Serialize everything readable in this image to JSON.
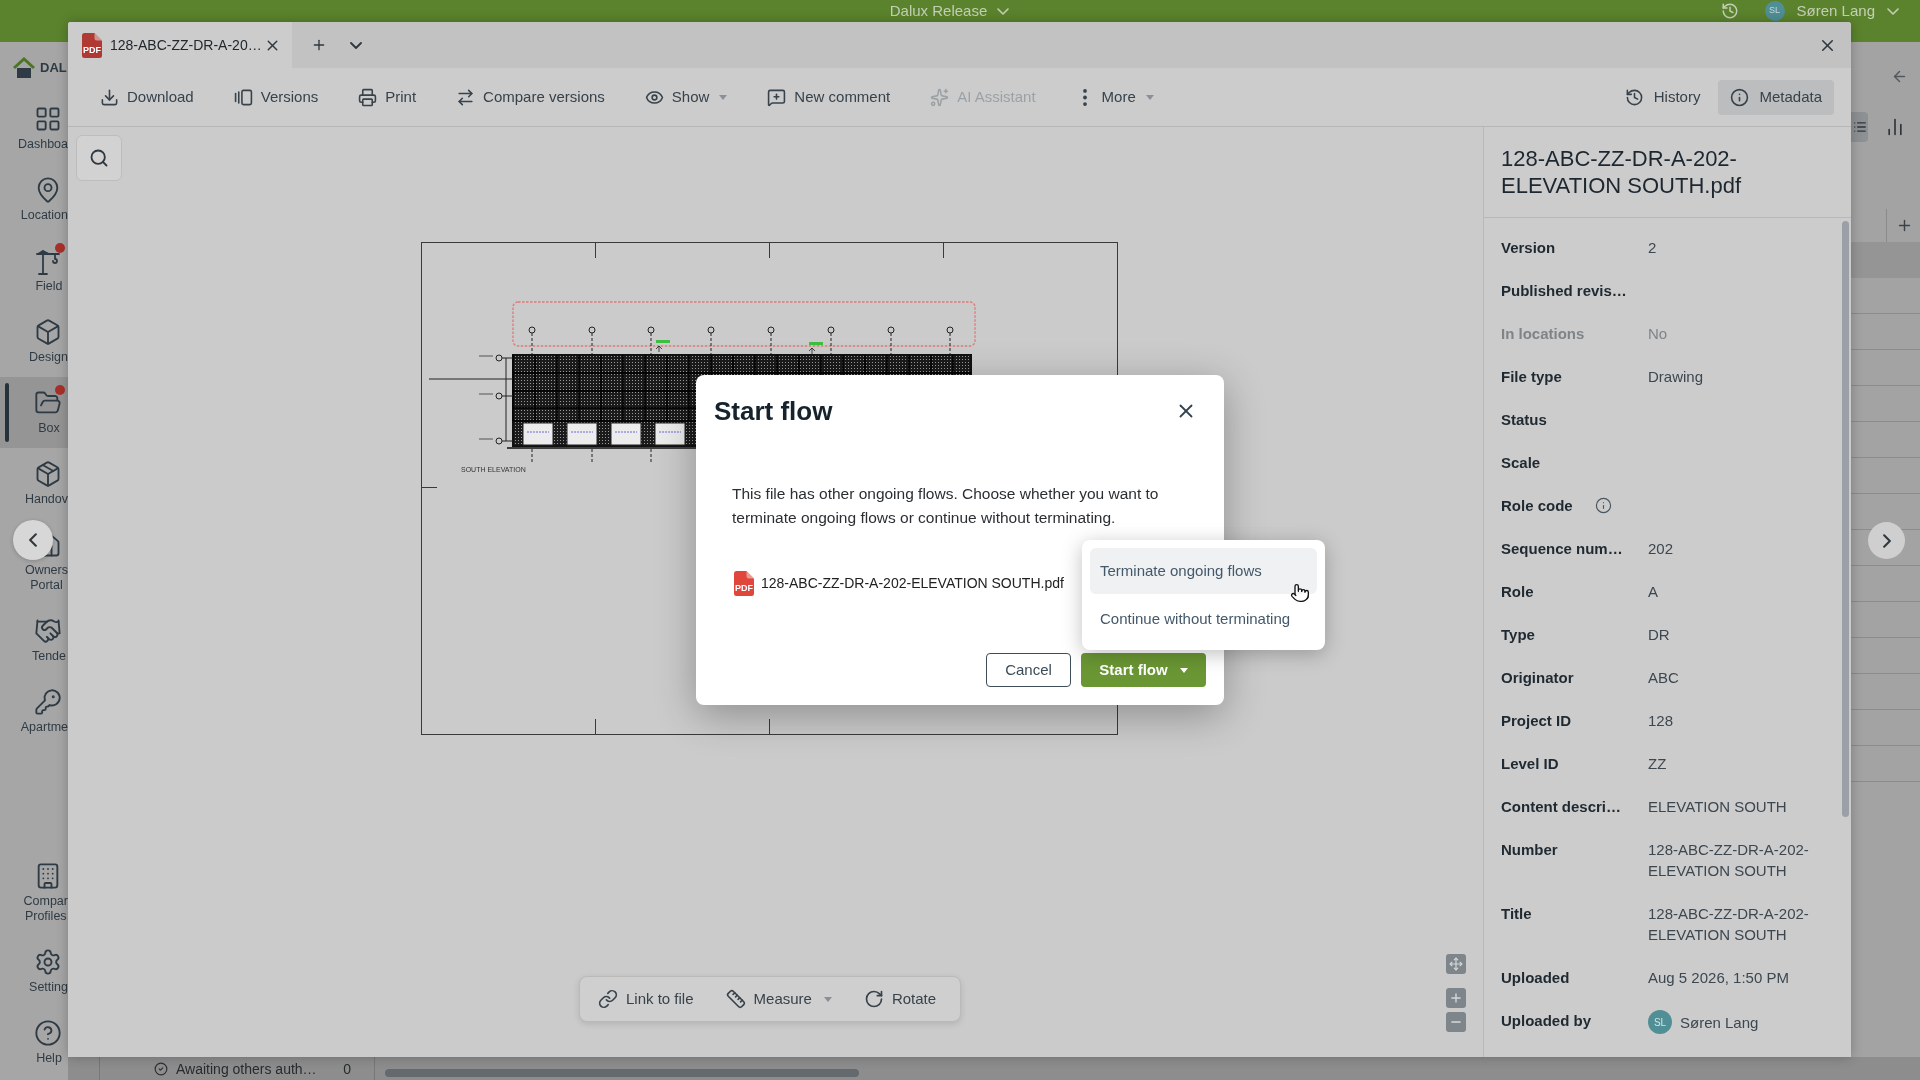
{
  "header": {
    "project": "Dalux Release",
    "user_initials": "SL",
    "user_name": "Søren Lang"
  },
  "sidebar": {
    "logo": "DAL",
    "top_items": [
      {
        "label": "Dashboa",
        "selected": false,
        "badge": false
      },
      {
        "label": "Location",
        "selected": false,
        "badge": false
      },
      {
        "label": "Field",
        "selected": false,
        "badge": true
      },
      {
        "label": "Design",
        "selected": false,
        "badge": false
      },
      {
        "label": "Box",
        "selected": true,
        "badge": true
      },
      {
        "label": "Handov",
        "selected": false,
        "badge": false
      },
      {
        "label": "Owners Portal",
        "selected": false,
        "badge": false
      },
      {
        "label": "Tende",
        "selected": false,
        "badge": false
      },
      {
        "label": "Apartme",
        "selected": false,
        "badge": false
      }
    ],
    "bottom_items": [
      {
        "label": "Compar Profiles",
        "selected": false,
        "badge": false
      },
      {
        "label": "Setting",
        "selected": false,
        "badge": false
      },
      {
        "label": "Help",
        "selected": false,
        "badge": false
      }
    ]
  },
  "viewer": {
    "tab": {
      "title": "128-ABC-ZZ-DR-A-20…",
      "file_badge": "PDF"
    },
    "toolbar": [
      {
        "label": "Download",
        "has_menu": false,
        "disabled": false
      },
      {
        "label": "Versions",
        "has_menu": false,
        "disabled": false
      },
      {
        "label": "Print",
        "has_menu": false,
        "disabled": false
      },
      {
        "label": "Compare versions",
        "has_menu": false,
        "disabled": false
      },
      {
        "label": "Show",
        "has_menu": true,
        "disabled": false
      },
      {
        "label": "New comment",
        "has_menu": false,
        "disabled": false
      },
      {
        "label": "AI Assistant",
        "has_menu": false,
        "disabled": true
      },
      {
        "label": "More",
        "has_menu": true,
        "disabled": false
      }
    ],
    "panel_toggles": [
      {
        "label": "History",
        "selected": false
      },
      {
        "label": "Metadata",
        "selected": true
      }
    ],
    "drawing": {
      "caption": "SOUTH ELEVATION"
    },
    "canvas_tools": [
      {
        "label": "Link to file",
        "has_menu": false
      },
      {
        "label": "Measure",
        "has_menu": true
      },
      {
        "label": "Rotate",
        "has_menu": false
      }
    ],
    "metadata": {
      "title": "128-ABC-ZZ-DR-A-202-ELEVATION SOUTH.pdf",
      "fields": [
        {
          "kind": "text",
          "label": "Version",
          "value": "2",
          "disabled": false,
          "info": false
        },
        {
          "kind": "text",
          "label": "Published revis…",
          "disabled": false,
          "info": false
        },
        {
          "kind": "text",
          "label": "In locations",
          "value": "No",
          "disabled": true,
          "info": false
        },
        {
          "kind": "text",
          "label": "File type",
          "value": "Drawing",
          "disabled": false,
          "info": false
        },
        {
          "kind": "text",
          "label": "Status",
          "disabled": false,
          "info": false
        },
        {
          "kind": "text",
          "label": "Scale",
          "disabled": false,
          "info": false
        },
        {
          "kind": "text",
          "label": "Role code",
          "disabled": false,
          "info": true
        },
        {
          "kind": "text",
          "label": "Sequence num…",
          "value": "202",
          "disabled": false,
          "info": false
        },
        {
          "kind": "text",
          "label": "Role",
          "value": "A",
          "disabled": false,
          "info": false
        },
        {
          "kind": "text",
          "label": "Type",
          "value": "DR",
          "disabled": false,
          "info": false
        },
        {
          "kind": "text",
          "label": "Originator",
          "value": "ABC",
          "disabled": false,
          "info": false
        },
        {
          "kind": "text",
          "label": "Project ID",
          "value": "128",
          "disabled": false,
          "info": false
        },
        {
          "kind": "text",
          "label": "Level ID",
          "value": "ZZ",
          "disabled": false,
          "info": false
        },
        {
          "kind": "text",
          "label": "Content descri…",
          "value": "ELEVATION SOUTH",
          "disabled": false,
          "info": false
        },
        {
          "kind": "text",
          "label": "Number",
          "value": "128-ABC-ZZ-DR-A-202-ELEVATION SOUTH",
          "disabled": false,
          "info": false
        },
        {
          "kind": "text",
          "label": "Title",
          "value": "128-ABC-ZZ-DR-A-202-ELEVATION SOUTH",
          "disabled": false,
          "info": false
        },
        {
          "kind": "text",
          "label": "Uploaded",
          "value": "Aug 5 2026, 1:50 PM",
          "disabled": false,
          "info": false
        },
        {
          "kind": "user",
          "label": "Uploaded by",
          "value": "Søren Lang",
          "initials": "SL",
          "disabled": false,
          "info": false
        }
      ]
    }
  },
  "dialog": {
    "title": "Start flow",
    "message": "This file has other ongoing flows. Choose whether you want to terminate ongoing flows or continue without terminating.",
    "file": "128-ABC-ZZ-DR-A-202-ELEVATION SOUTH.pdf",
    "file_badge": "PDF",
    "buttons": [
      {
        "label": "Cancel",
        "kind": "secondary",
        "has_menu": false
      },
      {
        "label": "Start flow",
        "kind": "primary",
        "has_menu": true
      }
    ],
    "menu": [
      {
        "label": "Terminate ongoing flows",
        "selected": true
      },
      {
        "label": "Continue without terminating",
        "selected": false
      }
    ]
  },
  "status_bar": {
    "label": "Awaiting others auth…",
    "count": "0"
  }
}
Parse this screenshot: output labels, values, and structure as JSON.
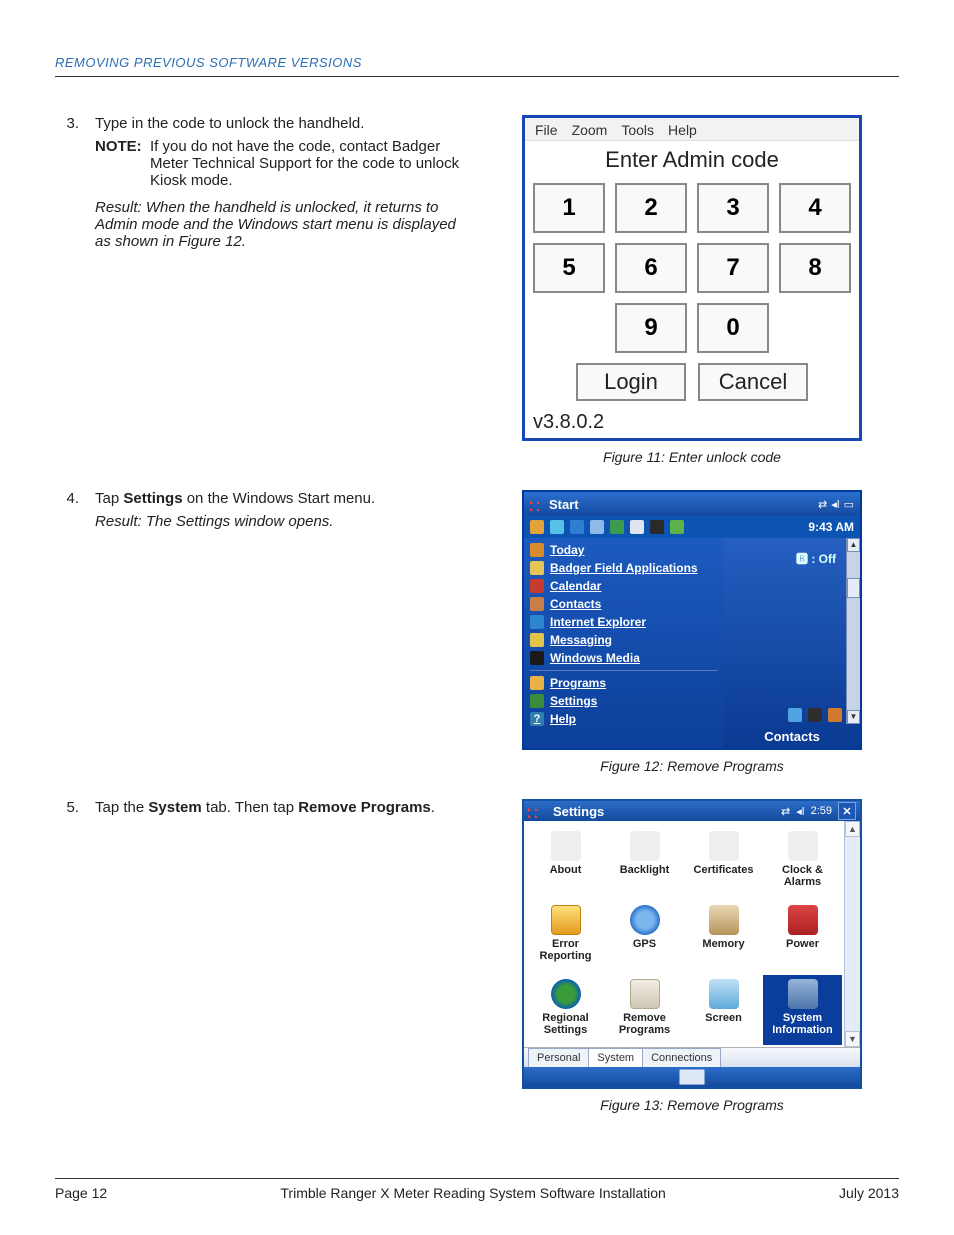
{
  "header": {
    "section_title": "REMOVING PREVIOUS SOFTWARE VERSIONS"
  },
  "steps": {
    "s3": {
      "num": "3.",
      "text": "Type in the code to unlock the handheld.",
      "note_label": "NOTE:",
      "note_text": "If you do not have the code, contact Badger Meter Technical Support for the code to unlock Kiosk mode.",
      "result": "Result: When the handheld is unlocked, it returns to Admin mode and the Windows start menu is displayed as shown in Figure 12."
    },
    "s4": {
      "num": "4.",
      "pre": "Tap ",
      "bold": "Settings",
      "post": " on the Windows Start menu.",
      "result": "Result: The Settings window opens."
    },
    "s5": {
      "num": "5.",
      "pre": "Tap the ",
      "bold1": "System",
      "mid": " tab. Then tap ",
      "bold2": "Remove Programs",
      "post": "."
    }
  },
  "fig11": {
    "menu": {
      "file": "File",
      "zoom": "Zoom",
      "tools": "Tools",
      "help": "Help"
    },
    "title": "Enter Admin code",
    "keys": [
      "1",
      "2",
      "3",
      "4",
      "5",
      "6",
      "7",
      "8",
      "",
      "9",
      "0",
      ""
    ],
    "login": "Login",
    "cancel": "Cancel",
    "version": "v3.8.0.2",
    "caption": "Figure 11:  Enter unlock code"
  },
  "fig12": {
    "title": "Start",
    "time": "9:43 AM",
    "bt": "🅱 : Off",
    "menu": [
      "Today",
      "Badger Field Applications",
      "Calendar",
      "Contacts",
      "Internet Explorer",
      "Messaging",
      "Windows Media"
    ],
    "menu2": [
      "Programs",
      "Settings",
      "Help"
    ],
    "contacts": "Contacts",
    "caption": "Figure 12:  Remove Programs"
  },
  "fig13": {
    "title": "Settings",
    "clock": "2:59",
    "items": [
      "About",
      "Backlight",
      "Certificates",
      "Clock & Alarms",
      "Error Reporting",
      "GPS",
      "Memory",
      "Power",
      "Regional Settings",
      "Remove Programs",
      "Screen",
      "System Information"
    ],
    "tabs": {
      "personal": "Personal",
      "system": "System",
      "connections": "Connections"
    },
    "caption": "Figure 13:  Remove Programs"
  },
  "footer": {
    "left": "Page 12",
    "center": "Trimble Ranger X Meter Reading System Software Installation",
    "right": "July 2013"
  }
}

● **EXERCISE INSTRUCTIONS**:
Lines containing the word "Settings" must all be returned from the material above.

● **TASK ANSWER**:
      "bold": "Settings",
      "result": "Result: The Settings window opens."
      "Settings",
    "title": "Settings",
      "Regional Settings",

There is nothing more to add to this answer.